■ Instruction 1
Copy these rows word for word, starting at the row that has "data-point xyxy=(222,201,227,206)" and stopping after the row that has "legend-label: v=120000 xyxy=(511,335,563,346)".

====

Our methods are particularly beneficial to improve the localization reliability in experiments with constraints on the number of scattered photons, or on the NA of the objective lens. For example, experiments imaging light fermions like lithium and potassium atoms suffer from low fluorescence scattering rates, which are generally more than one order of magnitude smaller than those achieved with heavier atoms like Cs and Rb. Recent experiments with light fermions have shown that even for large NAs $\mathrm{NA}\gt 0.8$ the number of photoelectrons recorded per atom is around $1000$ for an exposure time of $1\;{\rm{s}}$ [1416]. Similar yields of photoelectrons are obtained in our apparatus where we employ an objective lens with much smaller NA ($\mathrm{NA}=0.23$). By taking advantage of our deconvolution methods, these experiments can minimize the exposure time while ensuring a high reliability to localize each individual atom in the lattice. Short exposure times reduce the probability of atoms to hop to neighboring sites, thus avoiding localization errors as well as losses of atoms colliding inelastically with a second neighboring atom.

In our laboratory, the construction of a new experimental apparatus for imaging single atoms with much higher NA ($\mathrm{NA}\gt 0.9$) is underway, which ensures a twenty times higher collection efficiency and a four times narrower PSF. The analysis methods demonstrated in this article, when applied to the new imaging apparatus, should enable single-site resolution with unprecedentedly short exposure times ($\lt 10\;\mathrm{ms}$)5 , allowing us to directly discriminate between the two internal hyperfine states of Cs atoms (qubit states) [48, 63, 73]. Moreover, it is the goal of future work to investigate whether compressed sensing techniques, which rely on a completely different principle than our parametric deconvolution method, provide advantages for information retrieval beyond the diffraction limit [74, 75].

Acknowledgments

The authors gratefully acknowledge financial support by the DFG (FOR635) and by the European Community (projects DQSIM and SIQS). M Karski, R Reimann, and C Robens acknowledge partial support from the Studienstiftung des deutschen Volkes, R Reimann, C Robens, S Brakhane from the BCGS Graduate School, and A Alberti from the Alexander von Humboldt Foundation. The authors also acknowledge L Förster and J-M Choi for technical assistance, and A Steffen and J Zopes for valuable discussions on numerical methods, and G Lüchters for insightful discussions on statistics, as well as Y Ashida and C Monroe for stimulating and fruitful discussions on the limits of super-resolution imaging.

====

■ Instruction 2
Answer these from the passage on imaging single atoms:
(a) What NA does the objective lens in the authors' current apparatus have?
(b) How many times higher is the collection efficiency of the new apparatus under construction?
(c) Who is thanked for technical assistance?

====

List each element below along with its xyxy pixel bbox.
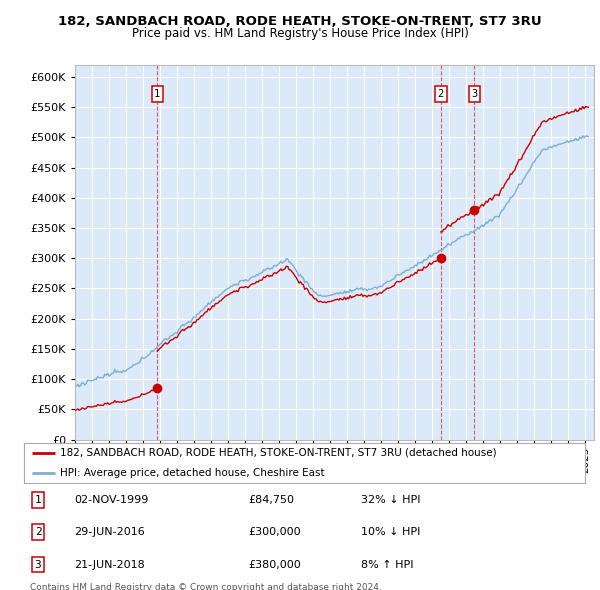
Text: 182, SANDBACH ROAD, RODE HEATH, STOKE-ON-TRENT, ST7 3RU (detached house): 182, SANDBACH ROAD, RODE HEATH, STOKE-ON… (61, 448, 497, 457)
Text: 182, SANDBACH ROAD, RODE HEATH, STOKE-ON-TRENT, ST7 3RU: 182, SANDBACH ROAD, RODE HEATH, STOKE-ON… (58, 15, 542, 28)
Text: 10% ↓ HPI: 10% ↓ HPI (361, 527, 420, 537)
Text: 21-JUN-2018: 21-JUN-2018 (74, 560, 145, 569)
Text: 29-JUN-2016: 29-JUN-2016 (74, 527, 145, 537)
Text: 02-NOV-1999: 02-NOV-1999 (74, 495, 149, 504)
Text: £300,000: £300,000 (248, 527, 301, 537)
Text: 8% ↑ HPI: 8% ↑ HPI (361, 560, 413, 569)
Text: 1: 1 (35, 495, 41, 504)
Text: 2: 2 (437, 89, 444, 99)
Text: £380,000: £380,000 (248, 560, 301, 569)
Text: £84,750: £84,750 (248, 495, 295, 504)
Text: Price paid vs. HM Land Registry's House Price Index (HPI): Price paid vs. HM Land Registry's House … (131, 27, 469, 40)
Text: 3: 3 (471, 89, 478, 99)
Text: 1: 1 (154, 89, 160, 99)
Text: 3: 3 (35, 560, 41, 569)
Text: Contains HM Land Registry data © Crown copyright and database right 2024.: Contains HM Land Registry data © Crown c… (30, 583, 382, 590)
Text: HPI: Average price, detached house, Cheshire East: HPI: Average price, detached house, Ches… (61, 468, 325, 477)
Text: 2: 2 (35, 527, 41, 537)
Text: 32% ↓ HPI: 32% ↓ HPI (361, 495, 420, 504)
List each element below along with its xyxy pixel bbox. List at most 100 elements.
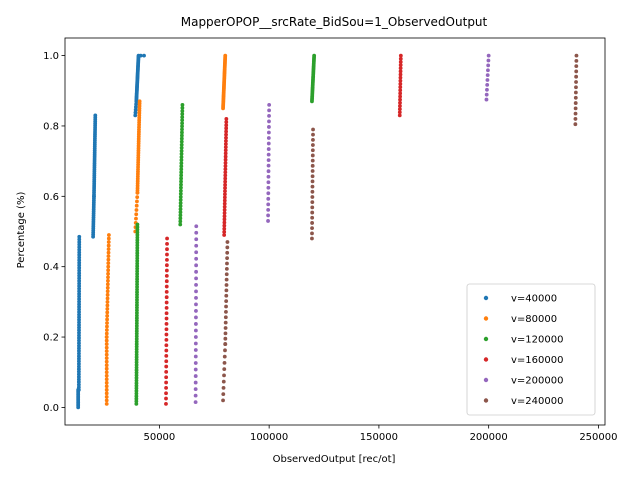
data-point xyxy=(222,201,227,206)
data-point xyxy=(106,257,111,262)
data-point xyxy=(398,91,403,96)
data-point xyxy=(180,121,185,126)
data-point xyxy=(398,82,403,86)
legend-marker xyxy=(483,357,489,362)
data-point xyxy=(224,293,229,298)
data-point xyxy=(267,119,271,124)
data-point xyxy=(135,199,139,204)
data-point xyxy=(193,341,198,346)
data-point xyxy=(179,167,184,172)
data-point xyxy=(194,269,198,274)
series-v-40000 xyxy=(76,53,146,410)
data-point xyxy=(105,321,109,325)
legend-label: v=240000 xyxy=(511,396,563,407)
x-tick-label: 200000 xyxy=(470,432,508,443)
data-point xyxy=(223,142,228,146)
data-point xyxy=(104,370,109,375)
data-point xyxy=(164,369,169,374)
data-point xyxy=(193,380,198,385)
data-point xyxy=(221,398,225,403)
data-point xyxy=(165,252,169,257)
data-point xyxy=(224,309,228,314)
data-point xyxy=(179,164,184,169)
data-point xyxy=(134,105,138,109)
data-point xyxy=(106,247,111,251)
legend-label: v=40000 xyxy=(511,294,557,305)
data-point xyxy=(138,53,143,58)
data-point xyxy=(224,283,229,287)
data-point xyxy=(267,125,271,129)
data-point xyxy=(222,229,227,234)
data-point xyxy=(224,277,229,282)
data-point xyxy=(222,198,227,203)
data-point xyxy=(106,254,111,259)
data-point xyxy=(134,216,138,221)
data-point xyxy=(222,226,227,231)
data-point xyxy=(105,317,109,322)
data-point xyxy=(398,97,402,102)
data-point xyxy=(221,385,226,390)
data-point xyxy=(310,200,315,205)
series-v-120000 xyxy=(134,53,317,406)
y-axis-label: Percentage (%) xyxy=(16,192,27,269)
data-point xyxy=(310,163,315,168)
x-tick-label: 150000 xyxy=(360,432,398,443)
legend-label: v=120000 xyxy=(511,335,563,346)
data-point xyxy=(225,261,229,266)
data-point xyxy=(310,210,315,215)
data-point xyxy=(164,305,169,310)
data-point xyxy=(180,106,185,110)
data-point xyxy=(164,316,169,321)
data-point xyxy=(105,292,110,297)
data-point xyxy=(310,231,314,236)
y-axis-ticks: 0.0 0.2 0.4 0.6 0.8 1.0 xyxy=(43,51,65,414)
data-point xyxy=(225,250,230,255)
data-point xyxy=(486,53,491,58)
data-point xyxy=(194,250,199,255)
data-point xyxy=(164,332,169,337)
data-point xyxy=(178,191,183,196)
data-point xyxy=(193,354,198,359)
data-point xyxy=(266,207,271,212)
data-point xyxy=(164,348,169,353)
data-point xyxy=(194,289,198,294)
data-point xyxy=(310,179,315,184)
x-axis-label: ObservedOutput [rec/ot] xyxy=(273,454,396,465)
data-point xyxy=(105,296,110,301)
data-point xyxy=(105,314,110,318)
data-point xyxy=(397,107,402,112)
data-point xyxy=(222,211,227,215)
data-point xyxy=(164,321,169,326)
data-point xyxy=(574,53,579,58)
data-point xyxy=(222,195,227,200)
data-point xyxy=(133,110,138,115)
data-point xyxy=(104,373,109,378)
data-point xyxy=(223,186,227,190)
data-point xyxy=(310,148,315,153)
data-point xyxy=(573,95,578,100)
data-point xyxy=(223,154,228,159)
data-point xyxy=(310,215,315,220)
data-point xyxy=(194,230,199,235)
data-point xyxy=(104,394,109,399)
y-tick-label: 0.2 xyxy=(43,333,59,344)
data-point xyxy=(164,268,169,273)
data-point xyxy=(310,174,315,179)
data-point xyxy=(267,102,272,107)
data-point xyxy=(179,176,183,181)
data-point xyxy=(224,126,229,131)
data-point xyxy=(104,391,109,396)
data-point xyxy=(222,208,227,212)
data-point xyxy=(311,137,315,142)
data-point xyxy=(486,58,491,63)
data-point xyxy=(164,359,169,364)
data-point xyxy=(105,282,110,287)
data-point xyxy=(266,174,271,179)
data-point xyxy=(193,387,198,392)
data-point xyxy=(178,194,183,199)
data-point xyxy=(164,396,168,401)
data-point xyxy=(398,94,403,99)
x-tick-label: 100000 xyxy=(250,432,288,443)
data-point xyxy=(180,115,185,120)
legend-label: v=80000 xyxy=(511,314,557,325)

====

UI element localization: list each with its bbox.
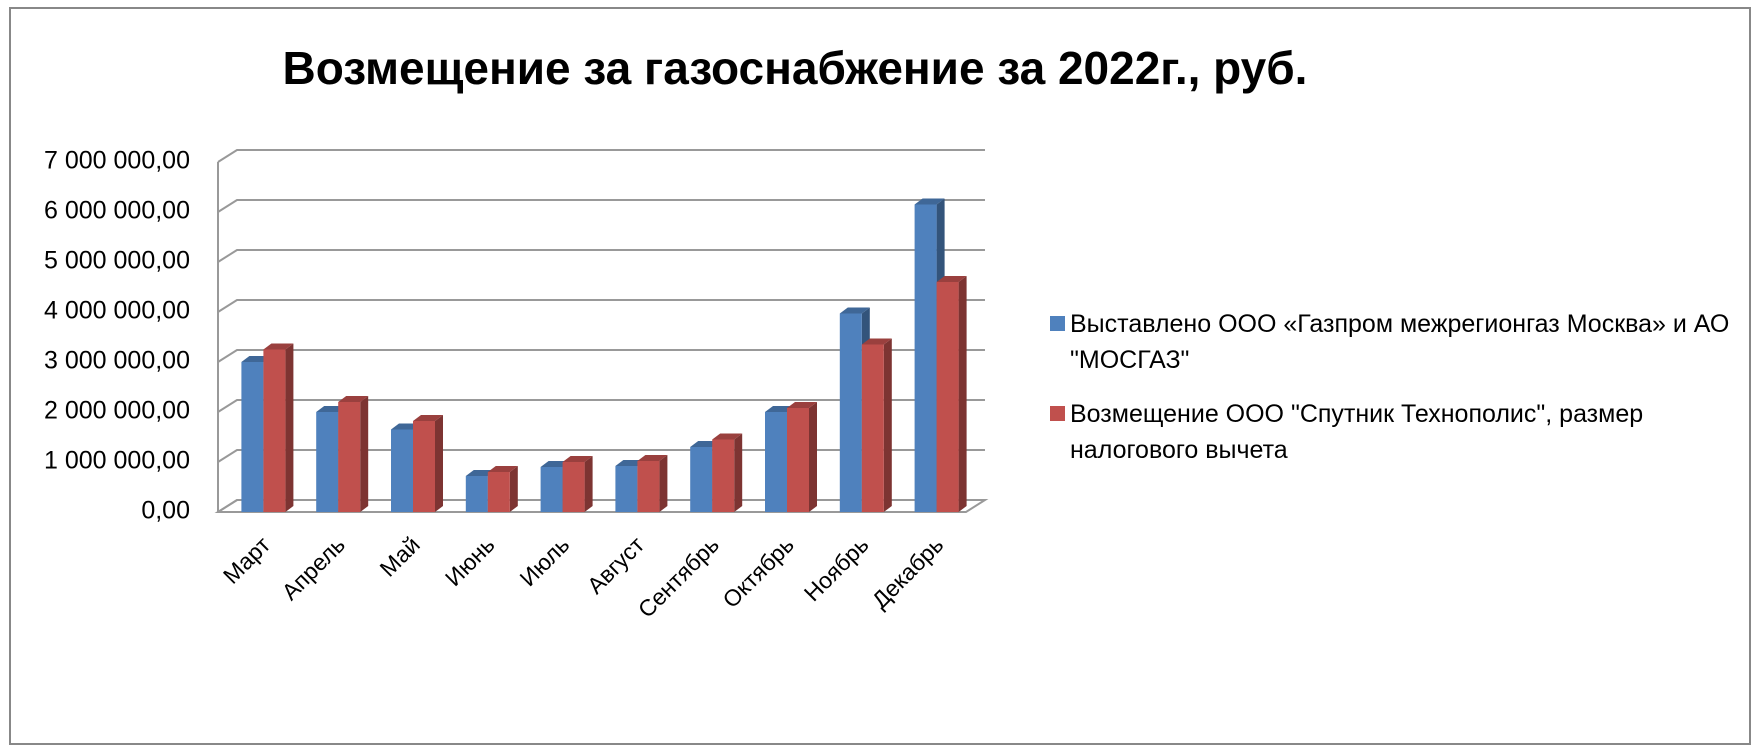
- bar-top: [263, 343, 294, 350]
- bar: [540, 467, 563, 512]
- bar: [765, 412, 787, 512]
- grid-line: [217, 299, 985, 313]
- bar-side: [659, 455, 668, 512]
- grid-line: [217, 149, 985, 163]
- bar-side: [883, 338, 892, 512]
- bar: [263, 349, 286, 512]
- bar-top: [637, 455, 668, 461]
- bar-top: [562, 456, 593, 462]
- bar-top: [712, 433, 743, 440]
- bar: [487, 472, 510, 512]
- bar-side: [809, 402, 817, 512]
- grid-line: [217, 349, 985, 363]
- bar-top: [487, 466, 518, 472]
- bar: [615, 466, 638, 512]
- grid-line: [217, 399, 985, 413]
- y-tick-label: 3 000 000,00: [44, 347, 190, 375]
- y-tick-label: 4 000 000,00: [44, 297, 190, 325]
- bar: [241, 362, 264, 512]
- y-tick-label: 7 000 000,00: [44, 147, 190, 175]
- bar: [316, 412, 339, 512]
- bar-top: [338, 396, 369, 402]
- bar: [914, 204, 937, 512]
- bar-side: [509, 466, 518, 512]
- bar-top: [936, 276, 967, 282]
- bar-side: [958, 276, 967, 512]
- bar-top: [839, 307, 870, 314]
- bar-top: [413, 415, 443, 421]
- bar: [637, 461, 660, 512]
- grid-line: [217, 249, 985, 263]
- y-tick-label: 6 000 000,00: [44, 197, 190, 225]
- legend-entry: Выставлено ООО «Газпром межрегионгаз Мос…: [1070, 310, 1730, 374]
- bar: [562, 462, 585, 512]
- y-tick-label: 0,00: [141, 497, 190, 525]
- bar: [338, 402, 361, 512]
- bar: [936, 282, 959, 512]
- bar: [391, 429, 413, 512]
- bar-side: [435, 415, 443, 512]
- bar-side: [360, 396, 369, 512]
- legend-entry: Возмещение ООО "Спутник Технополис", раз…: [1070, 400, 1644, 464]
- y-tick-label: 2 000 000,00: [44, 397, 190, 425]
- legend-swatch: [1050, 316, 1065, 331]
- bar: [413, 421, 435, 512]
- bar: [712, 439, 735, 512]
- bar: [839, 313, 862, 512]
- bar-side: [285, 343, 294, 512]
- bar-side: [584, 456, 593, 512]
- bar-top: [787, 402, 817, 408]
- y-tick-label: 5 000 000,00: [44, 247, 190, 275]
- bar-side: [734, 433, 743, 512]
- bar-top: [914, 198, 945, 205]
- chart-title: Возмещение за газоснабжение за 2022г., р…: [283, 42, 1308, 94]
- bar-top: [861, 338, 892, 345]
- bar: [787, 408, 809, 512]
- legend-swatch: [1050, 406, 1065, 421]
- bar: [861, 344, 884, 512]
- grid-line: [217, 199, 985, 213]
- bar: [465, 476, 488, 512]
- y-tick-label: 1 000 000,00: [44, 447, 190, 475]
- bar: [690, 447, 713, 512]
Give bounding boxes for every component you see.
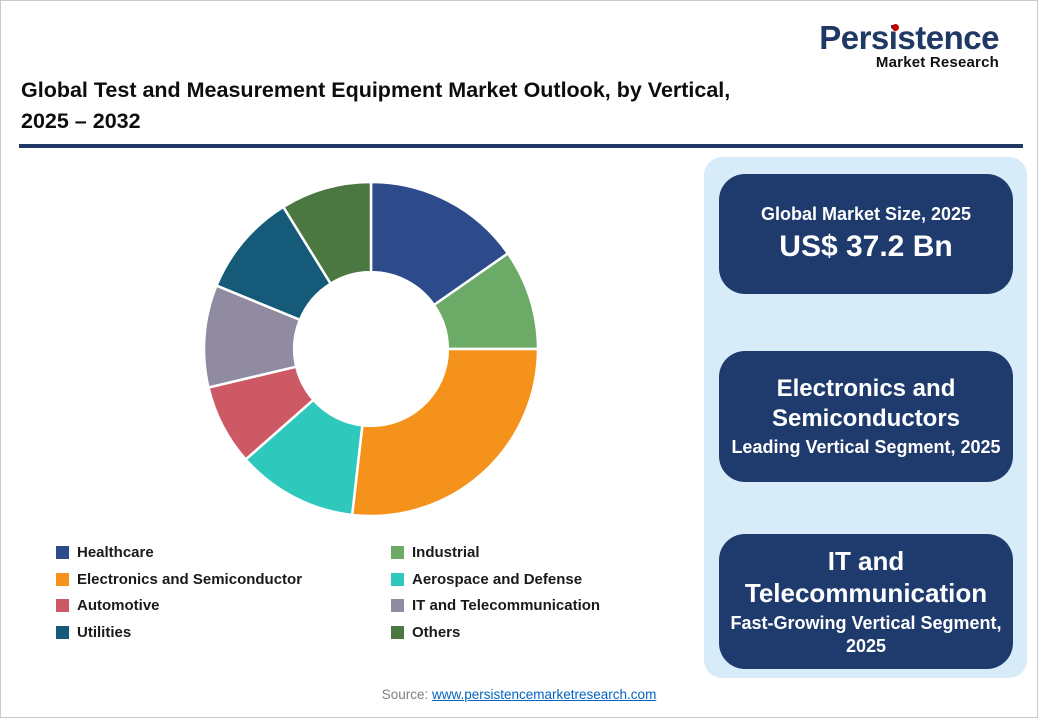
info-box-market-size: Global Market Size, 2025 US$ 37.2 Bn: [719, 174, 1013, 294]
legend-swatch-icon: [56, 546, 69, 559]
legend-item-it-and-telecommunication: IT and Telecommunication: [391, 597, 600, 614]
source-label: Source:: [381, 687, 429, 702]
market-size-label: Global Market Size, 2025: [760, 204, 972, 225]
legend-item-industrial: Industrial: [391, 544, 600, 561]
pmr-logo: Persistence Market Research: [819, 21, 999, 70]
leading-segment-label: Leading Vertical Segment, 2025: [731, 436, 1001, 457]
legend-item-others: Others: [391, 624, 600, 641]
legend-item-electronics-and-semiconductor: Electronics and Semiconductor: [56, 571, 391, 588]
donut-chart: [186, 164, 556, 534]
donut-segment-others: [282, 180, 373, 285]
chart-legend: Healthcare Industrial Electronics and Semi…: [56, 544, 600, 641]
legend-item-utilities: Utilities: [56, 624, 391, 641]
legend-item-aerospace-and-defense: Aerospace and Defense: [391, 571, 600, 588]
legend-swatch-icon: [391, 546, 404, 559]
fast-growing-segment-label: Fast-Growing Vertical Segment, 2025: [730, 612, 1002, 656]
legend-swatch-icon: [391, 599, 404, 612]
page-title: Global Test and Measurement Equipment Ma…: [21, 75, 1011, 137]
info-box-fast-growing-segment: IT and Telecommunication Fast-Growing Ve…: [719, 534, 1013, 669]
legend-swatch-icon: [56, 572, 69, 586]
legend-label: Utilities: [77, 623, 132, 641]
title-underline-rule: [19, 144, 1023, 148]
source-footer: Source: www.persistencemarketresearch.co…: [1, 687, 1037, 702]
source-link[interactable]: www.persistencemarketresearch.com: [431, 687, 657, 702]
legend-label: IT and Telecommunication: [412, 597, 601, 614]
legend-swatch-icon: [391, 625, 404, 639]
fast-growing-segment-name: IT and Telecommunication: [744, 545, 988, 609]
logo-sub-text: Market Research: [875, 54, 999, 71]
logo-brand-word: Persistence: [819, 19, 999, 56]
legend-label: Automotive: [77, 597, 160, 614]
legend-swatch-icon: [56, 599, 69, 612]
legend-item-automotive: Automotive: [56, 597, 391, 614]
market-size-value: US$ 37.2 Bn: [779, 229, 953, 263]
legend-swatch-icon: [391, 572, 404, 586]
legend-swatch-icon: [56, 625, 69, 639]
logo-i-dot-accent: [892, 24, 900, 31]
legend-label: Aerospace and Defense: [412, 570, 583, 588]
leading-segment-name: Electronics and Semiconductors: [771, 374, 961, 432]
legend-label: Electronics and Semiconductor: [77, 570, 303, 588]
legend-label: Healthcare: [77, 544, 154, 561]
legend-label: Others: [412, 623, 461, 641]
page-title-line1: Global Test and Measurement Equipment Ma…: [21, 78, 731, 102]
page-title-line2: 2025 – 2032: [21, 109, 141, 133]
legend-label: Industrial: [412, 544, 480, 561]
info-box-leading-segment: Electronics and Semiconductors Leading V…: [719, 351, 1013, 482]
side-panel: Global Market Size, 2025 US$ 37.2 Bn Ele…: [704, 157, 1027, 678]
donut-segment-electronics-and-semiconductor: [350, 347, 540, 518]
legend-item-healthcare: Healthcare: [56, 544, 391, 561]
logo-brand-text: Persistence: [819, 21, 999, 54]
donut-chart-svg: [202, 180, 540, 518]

====

■ Final result 1
data-point xyxy=(222,201,227,206)
data-point xyxy=(106,257,111,262)
data-point xyxy=(398,91,403,96)
data-point xyxy=(180,121,185,126)
data-point xyxy=(398,82,403,86)
legend-marker xyxy=(483,357,489,362)
data-point xyxy=(224,293,229,298)
data-point xyxy=(267,119,271,124)
data-point xyxy=(135,199,139,204)
data-point xyxy=(193,341,198,346)
data-point xyxy=(179,167,184,172)
data-point xyxy=(194,269,198,274)
series-v-40000 xyxy=(76,53,146,410)
data-point xyxy=(105,321,109,325)
legend-label: v=240000 xyxy=(511,396,563,407)
x-tick-label: 200000 xyxy=(470,432,508,443)
data-point xyxy=(223,142,228,146)
data-point xyxy=(104,370,109,375)
data-point xyxy=(164,369,169,374)
data-point xyxy=(193,380,198,385)
data-point xyxy=(221,398,225,403)
data-point xyxy=(165,252,169,257)
data-point xyxy=(224,309,228,314)
data-point xyxy=(179,164,184,169)
data-point xyxy=(134,105,138,109)
data-point xyxy=(106,247,111,251)
legend-label: v=40000 xyxy=(511,294,557,305)
data-point xyxy=(138,53,143,58)
data-point xyxy=(224,283,229,287)
data-point xyxy=(267,125,271,129)
data-point xyxy=(222,229,227,234)
data-point xyxy=(224,277,229,282)
data-point xyxy=(222,198,227,203)
data-point xyxy=(106,254,111,259)
data-point xyxy=(134,216,138,221)
data-point xyxy=(222,226,227,231)
data-point xyxy=(105,317,109,322)
data-point xyxy=(398,97,402,102)
data-point xyxy=(221,385,226,390)
data-point xyxy=(310,200,315,205)
series-v-120000 xyxy=(134,53,317,406)
y-axis-label: Percentage (%) xyxy=(16,192,27,269)
data-point xyxy=(310,163,315,168)
x-tick-label: 150000 xyxy=(360,432,398,443)
legend-label: v=120000 xyxy=(511,335,563,346)

■ Final result 2
(a) 0.23
(b) Twenty times higher
(c) L Förster and J-M Choi